◆ SET TASK
Reproduce the records below in their entirety, character for character.

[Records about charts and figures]
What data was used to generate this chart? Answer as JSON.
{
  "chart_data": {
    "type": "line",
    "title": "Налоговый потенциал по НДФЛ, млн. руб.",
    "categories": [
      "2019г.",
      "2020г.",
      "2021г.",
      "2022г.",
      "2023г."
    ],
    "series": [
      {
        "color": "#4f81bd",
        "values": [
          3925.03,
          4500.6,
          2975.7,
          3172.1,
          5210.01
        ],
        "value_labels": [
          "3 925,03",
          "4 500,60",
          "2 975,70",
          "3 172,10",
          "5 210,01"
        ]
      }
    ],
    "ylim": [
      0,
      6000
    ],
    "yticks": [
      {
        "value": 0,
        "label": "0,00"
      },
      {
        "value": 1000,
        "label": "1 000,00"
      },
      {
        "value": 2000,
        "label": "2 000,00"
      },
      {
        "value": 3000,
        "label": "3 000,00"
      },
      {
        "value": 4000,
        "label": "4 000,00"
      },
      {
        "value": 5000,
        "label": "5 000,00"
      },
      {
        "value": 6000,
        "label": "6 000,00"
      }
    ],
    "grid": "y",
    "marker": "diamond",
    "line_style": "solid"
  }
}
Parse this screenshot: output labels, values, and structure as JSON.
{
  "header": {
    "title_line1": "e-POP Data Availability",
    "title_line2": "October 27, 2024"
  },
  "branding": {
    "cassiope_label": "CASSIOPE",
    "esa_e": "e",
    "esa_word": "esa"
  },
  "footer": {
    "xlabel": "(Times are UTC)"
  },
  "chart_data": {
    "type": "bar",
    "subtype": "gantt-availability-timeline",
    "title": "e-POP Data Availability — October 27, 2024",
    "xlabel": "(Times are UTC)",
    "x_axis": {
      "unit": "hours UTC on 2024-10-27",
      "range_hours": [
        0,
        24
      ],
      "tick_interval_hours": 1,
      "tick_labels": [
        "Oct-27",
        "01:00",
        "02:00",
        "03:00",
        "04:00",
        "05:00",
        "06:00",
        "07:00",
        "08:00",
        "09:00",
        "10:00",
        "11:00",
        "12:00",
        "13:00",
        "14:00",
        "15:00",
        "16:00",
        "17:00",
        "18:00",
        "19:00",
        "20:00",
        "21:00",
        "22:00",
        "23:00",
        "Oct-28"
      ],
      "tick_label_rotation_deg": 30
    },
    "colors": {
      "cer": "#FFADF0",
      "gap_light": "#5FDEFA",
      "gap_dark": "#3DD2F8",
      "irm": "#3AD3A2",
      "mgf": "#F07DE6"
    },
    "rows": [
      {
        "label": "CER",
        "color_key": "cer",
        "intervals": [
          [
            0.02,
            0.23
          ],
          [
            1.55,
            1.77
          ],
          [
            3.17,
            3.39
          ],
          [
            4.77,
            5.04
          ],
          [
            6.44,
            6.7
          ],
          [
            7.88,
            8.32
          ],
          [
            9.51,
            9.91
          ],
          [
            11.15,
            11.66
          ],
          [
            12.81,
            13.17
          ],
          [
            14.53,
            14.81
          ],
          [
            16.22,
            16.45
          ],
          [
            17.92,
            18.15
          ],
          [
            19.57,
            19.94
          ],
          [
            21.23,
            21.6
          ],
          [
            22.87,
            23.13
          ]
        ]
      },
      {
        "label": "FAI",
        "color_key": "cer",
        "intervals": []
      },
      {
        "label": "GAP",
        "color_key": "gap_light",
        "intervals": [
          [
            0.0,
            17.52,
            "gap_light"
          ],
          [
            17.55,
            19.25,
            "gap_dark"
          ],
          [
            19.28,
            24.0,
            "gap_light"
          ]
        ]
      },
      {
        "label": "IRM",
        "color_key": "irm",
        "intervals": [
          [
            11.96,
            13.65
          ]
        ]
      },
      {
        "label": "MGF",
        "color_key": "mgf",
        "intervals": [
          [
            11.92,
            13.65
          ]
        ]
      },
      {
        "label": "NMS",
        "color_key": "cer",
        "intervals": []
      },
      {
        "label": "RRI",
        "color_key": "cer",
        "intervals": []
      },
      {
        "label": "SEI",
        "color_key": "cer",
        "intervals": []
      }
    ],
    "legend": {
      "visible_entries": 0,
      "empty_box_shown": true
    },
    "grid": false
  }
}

◆ CORRECT RESULT
What data was used to generate this chart? Answer as JSON.
{
  "chart_data": {
    "type": "line",
    "title": "Налоговый потенциал по НДФЛ, млн. руб.",
    "categories": [
      "2019г.",
      "2020г.",
      "2021г.",
      "2022г.",
      "2023г."
    ],
    "series": [
      {
        "color": "#4f81bd",
        "values": [
          3925.03,
          4500.6,
          2975.7,
          3172.1,
          5210.01
        ],
        "value_labels": [
          "3 925,03",
          "4 500,60",
          "2 975,70",
          "3 172,10",
          "5 210,01"
        ]
      }
    ],
    "ylim": [
      0,
      6000
    ],
    "yticks": [
      {
        "value": 0,
        "label": "0,00"
      },
      {
        "value": 1000,
        "label": "1 000,00"
      },
      {
        "value": 2000,
        "label": "2 000,00"
      },
      {
        "value": 3000,
        "label": "3 000,00"
      },
      {
        "value": 4000,
        "label": "4 000,00"
      },
      {
        "value": 5000,
        "label": "5 000,00"
      },
      {
        "value": 6000,
        "label": "6 000,00"
      }
    ],
    "grid": "y",
    "marker": "diamond",
    "line_style": "solid"
  }
}
Parse this screenshot: output labels, values, and structure as JSON.
{
  "header": {
    "title_line1": "e-POP Data Availability",
    "title_line2": "October 27, 2024"
  },
  "branding": {
    "cassiope_label": "CASSIOPE",
    "esa_e": "e",
    "esa_word": "esa"
  },
  "footer": {
    "xlabel": "(Times are UTC)"
  },
  "chart_data": {
    "type": "bar",
    "subtype": "gantt-availability-timeline",
    "title": "e-POP Data Availability — October 27, 2024",
    "xlabel": "(Times are UTC)",
    "x_axis": {
      "unit": "hours UTC on 2024-10-27",
      "range_hours": [
        0,
        24
      ],
      "tick_interval_hours": 1,
      "tick_labels": [
        "Oct-27",
        "01:00",
        "02:00",
        "03:00",
        "04:00",
        "05:00",
        "06:00",
        "07:00",
        "08:00",
        "09:00",
        "10:00",
        "11:00",
        "12:00",
        "13:00",
        "14:00",
        "15:00",
        "16:00",
        "17:00",
        "18:00",
        "19:00",
        "20:00",
        "21:00",
        "22:00",
        "23:00",
        "Oct-28"
      ],
      "tick_label_rotation_deg": 30
    },
    "colors": {
      "cer": "#FFADF0",
      "gap_light": "#5FDEFA",
      "gap_dark": "#3DD2F8",
      "irm": "#3AD3A2",
      "mgf": "#F07DE6"
    },
    "rows": [
      {
        "label": "CER",
        "color_key": "cer",
        "intervals": [
          [
            0.02,
            0.23
          ],
          [
            1.55,
            1.77
          ],
          [
            3.17,
            3.39
          ],
          [
            4.77,
            5.04
          ],
          [
            6.44,
            6.7
          ],
          [
            7.88,
            8.32
          ],
          [
            9.51,
            9.91
          ],
          [
            11.15,
            11.66
          ],
          [
            12.81,
            13.17
          ],
          [
            14.53,
            14.81
          ],
          [
            16.22,
            16.45
          ],
          [
            17.92,
            18.15
          ],
          [
            19.57,
            19.94
          ],
          [
            21.23,
            21.6
          ],
          [
            22.87,
            23.13
          ]
        ]
      },
      {
        "label": "FAI",
        "color_key": "cer",
        "intervals": []
      },
      {
        "label": "GAP",
        "color_key": "gap_light",
        "intervals": [
          [
            0.0,
            17.52,
            "gap_light"
          ],
          [
            17.55,
            19.25,
            "gap_dark"
          ],
          [
            19.28,
            24.0,
            "gap_light"
          ]
        ]
      },
      {
        "label": "IRM",
        "color_key": "irm",
        "intervals": [
          [
            11.96,
            13.65
          ]
        ]
      },
      {
        "label": "MGF",
        "color_key": "mgf",
        "intervals": [
          [
            11.92,
            13.65
          ]
        ]
      },
      {
        "label": "NMS",
        "color_key": "cer",
        "intervals": []
      },
      {
        "label": "RRI",
        "color_key": "cer",
        "intervals": []
      },
      {
        "label": "SEI",
        "color_key": "cer",
        "intervals": []
      }
    ],
    "legend": {
      "visible_entries": 0,
      "empty_box_shown": true
    },
    "grid": false
  }
}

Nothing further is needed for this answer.